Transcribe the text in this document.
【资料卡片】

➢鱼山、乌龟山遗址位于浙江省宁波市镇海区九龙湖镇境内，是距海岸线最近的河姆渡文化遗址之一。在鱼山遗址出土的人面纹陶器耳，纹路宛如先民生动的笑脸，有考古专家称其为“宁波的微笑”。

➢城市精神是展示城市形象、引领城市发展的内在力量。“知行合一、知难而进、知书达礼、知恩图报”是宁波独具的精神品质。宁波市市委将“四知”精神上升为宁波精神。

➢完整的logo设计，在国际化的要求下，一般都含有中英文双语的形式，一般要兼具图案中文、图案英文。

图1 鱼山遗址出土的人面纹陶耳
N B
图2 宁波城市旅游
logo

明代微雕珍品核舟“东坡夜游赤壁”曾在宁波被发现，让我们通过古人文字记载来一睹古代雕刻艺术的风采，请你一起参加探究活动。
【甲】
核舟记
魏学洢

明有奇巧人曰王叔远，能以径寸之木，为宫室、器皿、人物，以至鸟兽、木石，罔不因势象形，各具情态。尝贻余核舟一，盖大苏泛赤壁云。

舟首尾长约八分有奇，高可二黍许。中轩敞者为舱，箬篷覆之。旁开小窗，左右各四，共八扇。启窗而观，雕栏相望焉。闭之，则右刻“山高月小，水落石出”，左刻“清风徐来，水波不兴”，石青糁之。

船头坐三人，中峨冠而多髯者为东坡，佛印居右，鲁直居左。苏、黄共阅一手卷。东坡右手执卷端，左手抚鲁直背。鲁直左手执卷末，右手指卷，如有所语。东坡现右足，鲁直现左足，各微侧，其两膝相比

What you will do
Quote the data in full, keeping each word unchanged.

Answer to the task
Transcribe the text in this document.
【资料卡片】

➢鱼山、乌龟山遗址位于浙江省宁波市镇海区九龙湖镇境内，是距海岸线最近的河姆渡文化遗址之一。在鱼山遗址出土的人面纹陶器耳，纹路宛如先民生动的笑脸，有考古专家称其为“宁波的微笑”。

➢城市精神是展示城市形象、引领城市发展的内在力量。“知行合一、知难而进、知书达礼、知恩图报”是宁波独具的精神品质。宁波市市委将“四知”精神上升为宁波精神。

➢完整的logo设计，在国际化的要求下，一般都含有中英文双语的形式，一般要兼具图案中文、图案英文。

图1 鱼山遗址出土的人面纹陶耳
N B
图2 宁波城市旅游
logo

明代微雕珍品核舟“东坡夜游赤壁”曾在宁波被发现，让我们通过古人文字记载来一睹古代雕刻艺术的风采，请你一起参加探究活动。
【甲】
核舟记
魏学洢

明有奇巧人曰王叔远，能以径寸之木，为宫室、器皿、人物，以至鸟兽、木石，罔不因势象形，各具情态。尝贻余核舟一，盖大苏泛赤壁云。

舟首尾长约八分有奇，高可二黍许。中轩敞者为舱，箬篷覆之。旁开小窗，左右各四，共八扇。启窗而观，雕栏相望焉。闭之，则右刻“山高月小，水落石出”，左刻“清风徐来，水波不兴”，石青糁之。

船头坐三人，中峨冠而多髯者为东坡，佛印居右，鲁直居左。苏、黄共阅一手卷。东坡右手执卷端，左手抚鲁直背。鲁直左手执卷末，右手指卷，如有所语。东坡现右足，鲁直现左足，各微侧，其两膝相比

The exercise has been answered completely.